- PROVIDED ENTRIES:

########

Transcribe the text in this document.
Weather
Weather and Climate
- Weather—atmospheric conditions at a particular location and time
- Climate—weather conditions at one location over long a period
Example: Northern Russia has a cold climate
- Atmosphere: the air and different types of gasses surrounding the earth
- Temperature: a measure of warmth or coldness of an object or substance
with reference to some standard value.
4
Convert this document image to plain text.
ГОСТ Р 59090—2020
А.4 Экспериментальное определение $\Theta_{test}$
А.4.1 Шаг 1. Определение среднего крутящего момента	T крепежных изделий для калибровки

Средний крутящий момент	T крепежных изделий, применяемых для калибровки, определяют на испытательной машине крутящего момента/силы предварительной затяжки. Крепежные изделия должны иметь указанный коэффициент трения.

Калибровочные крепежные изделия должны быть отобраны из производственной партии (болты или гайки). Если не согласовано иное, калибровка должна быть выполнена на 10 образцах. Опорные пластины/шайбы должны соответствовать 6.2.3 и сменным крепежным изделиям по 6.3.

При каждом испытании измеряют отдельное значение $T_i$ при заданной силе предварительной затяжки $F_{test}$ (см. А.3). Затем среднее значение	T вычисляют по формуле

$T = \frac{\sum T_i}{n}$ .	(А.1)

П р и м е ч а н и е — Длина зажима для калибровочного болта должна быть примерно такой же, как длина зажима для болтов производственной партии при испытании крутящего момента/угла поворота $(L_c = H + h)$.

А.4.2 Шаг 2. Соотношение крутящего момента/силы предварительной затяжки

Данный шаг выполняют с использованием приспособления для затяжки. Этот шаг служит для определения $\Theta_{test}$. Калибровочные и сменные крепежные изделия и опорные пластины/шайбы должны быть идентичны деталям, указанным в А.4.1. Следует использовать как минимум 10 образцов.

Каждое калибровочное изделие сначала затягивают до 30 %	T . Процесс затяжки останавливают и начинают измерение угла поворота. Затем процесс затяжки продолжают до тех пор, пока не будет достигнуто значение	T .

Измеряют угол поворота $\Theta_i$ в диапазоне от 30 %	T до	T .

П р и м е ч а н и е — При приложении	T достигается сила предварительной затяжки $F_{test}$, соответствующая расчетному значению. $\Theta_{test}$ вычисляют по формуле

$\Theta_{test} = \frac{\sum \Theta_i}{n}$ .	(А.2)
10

########

- WHAT NEEDS TO BE DONE: Every entry must be retyped in full, exactly as given.

- THE COMPLETED TASK:
Transcribe the text in this document.
Weather
Weather and Climate
- Weather—atmospheric conditions at a particular location and time
- Climate—weather conditions at one location over long a period
Example: Northern Russia has a cold climate
- Atmosphere: the air and different types of gasses surrounding the earth
- Temperature: a measure of warmth or coldness of an object or substance
with reference to some standard value.
4
Convert this document image to plain text.
ГОСТ Р 59090—2020
А.4 Экспериментальное определение $\Theta_{test}$
А.4.1 Шаг 1. Определение среднего крутящего момента	T крепежных изделий для калибровки

Средний крутящий момент	T крепежных изделий, применяемых для калибровки, определяют на испытательной машине крутящего момента/силы предварительной затяжки. Крепежные изделия должны иметь указанный коэффициент трения.

Калибровочные крепежные изделия должны быть отобраны из производственной партии (болты или гайки). Если не согласовано иное, калибровка должна быть выполнена на 10 образцах. Опорные пластины/шайбы должны соответствовать 6.2.3 и сменным крепежным изделиям по 6.3.

При каждом испытании измеряют отдельное значение $T_i$ при заданной силе предварительной затяжки $F_{test}$ (см. А.3). Затем среднее значение	T вычисляют по формуле

$T = \frac{\sum T_i}{n}$ .	(А.1)

П р и м е ч а н и е — Длина зажима для калибровочного болта должна быть примерно такой же, как длина зажима для болтов производственной партии при испытании крутящего момента/угла поворота $(L_c = H + h)$.

А.4.2 Шаг 2. Соотношение крутящего момента/силы предварительной затяжки

Данный шаг выполняют с использованием приспособления для затяжки. Этот шаг служит для определения $\Theta_{test}$. Калибровочные и сменные крепежные изделия и опорные пластины/шайбы должны быть идентичны деталям, указанным в А.4.1. Следует использовать как минимум 10 образцов.

Каждое калибровочное изделие сначала затягивают до 30 %	T . Процесс затяжки останавливают и начинают измерение угла поворота. Затем процесс затяжки продолжают до тех пор, пока не будет достигнуто значение	T .

Измеряют угол поворота $\Theta_i$ в диапазоне от 30 %	T до	T .

П р и м е ч а н и е — При приложении	T достигается сила предварительной затяжки $F_{test}$, соответствующая расчетному значению. $\Theta_{test}$ вычисляют по формуле

$\Theta_{test} = \frac{\sum \Theta_i}{n}$ .	(А.2)
10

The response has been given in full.